What you will do —
Please restate the following records word for word.

--- start of Task data ---

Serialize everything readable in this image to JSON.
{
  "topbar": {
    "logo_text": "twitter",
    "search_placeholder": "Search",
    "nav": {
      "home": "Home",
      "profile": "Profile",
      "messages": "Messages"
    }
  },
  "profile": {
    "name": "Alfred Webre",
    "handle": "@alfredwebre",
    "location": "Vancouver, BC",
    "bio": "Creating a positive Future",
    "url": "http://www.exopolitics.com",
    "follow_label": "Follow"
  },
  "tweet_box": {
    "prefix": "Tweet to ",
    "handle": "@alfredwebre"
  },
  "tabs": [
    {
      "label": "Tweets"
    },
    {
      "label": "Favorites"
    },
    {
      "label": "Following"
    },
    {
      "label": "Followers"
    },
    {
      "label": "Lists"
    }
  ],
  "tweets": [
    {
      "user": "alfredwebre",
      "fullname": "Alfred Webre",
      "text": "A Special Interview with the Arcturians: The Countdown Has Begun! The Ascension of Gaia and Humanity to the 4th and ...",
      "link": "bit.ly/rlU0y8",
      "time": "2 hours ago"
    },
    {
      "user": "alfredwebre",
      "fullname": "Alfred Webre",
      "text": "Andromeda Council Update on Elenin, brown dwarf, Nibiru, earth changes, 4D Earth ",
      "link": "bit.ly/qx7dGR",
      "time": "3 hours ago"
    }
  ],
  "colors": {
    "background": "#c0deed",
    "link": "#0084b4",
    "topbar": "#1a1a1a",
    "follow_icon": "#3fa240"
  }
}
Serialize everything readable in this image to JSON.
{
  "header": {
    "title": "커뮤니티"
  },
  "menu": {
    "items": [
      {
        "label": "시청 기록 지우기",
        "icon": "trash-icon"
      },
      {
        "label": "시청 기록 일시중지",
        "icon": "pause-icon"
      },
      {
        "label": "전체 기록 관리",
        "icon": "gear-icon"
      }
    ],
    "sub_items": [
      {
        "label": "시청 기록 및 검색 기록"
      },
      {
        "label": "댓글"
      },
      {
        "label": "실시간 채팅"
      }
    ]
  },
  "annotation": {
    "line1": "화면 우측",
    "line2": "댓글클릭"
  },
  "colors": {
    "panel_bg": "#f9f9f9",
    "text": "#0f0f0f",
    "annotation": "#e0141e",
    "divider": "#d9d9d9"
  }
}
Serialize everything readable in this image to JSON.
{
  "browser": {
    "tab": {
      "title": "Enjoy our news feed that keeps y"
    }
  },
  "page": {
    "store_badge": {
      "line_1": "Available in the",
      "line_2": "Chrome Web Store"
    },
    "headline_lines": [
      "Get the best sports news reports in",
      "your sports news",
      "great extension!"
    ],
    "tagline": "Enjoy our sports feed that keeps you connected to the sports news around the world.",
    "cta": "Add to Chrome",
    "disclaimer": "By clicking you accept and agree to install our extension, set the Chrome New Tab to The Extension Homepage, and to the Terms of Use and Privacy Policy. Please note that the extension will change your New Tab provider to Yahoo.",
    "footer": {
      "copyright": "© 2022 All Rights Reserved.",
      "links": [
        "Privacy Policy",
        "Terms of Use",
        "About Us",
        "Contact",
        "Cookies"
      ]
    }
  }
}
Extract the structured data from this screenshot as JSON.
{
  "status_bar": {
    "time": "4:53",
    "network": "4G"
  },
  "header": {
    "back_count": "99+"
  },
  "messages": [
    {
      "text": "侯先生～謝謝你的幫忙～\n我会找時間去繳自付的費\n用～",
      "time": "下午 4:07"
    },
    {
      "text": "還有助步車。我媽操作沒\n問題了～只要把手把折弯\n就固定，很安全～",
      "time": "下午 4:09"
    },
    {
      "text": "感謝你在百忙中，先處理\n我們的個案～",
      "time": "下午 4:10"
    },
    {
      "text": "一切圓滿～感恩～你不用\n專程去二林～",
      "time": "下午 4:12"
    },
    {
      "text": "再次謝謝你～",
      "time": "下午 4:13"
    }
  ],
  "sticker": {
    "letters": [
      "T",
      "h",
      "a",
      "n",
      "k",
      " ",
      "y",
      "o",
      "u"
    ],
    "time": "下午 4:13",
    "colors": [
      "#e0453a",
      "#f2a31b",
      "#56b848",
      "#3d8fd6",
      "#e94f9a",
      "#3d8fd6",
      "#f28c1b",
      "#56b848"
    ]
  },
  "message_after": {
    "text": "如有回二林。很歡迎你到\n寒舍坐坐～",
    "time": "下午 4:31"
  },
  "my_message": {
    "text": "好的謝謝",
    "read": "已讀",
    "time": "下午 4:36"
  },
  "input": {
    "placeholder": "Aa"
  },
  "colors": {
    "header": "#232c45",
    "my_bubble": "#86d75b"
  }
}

--- end of Task data ---

Solution —
Serialize everything readable in this image to JSON.
{
  "topbar": {
    "logo_text": "twitter",
    "search_placeholder": "Search",
    "nav": {
      "home": "Home",
      "profile": "Profile",
      "messages": "Messages"
    }
  },
  "profile": {
    "name": "Alfred Webre",
    "handle": "@alfredwebre",
    "location": "Vancouver, BC",
    "bio": "Creating a positive Future",
    "url": "http://www.exopolitics.com",
    "follow_label": "Follow"
  },
  "tweet_box": {
    "prefix": "Tweet to ",
    "handle": "@alfredwebre"
  },
  "tabs": [
    {
      "label": "Tweets"
    },
    {
      "label": "Favorites"
    },
    {
      "label": "Following"
    },
    {
      "label": "Followers"
    },
    {
      "label": "Lists"
    }
  ],
  "tweets": [
    {
      "user": "alfredwebre",
      "fullname": "Alfred Webre",
      "text": "A Special Interview with the Arcturians: The Countdown Has Begun! The Ascension of Gaia and Humanity to the 4th and ...",
      "link": "bit.ly/rlU0y8",
      "time": "2 hours ago"
    },
    {
      "user": "alfredwebre",
      "fullname": "Alfred Webre",
      "text": "Andromeda Council Update on Elenin, brown dwarf, Nibiru, earth changes, 4D Earth ",
      "link": "bit.ly/qx7dGR",
      "time": "3 hours ago"
    }
  ],
  "colors": {
    "background": "#c0deed",
    "link": "#0084b4",
    "topbar": "#1a1a1a",
    "follow_icon": "#3fa240"
  }
}
Serialize everything readable in this image to JSON.
{
  "header": {
    "title": "커뮤니티"
  },
  "menu": {
    "items": [
      {
        "label": "시청 기록 지우기",
        "icon": "trash-icon"
      },
      {
        "label": "시청 기록 일시중지",
        "icon": "pause-icon"
      },
      {
        "label": "전체 기록 관리",
        "icon": "gear-icon"
      }
    ],
    "sub_items": [
      {
        "label": "시청 기록 및 검색 기록"
      },
      {
        "label": "댓글"
      },
      {
        "label": "실시간 채팅"
      }
    ]
  },
  "annotation": {
    "line1": "화면 우측",
    "line2": "댓글클릭"
  },
  "colors": {
    "panel_bg": "#f9f9f9",
    "text": "#0f0f0f",
    "annotation": "#e0141e",
    "divider": "#d9d9d9"
  }
}
Serialize everything readable in this image to JSON.
{
  "browser": {
    "tab": {
      "title": "Enjoy our news feed that keeps y"
    }
  },
  "page": {
    "store_badge": {
      "line_1": "Available in the",
      "line_2": "Chrome Web Store"
    },
    "headline_lines": [
      "Get the best sports news reports in",
      "your sports news",
      "great extension!"
    ],
    "tagline": "Enjoy our sports feed that keeps you connected to the sports news around the world.",
    "cta": "Add to Chrome",
    "disclaimer": "By clicking you accept and agree to install our extension, set the Chrome New Tab to The Extension Homepage, and to the Terms of Use and Privacy Policy. Please note that the extension will change your New Tab provider to Yahoo.",
    "footer": {
      "copyright": "© 2022 All Rights Reserved.",
      "links": [
        "Privacy Policy",
        "Terms of Use",
        "About Us",
        "Contact",
        "Cookies"
      ]
    }
  }
}
Extract the structured data from this screenshot as JSON.
{
  "status_bar": {
    "time": "4:53",
    "network": "4G"
  },
  "header": {
    "back_count": "99+"
  },
  "messages": [
    {
      "text": "侯先生～謝謝你的幫忙～\n我会找時間去繳自付的費\n用～",
      "time": "下午 4:07"
    },
    {
      "text": "還有助步車。我媽操作沒\n問題了～只要把手把折弯\n就固定，很安全～",
      "time": "下午 4:09"
    },
    {
      "text": "感謝你在百忙中，先處理\n我們的個案～",
      "time": "下午 4:10"
    },
    {
      "text": "一切圓滿～感恩～你不用\n專程去二林～",
      "time": "下午 4:12"
    },
    {
      "text": "再次謝謝你～",
      "time": "下午 4:13"
    }
  ],
  "sticker": {
    "letters": [
      "T",
      "h",
      "a",
      "n",
      "k",
      " ",
      "y",
      "o",
      "u"
    ],
    "time": "下午 4:13",
    "colors": [
      "#e0453a",
      "#f2a31b",
      "#56b848",
      "#3d8fd6",
      "#e94f9a",
      "#3d8fd6",
      "#f28c1b",
      "#56b848"
    ]
  },
  "message_after": {
    "text": "如有回二林。很歡迎你到\n寒舍坐坐～",
    "time": "下午 4:31"
  },
  "my_message": {
    "text": "好的謝謝",
    "read": "已讀",
    "time": "下午 4:36"
  },
  "input": {
    "placeholder": "Aa"
  },
  "colors": {
    "header": "#232c45",
    "my_bubble": "#86d75b"
  }
}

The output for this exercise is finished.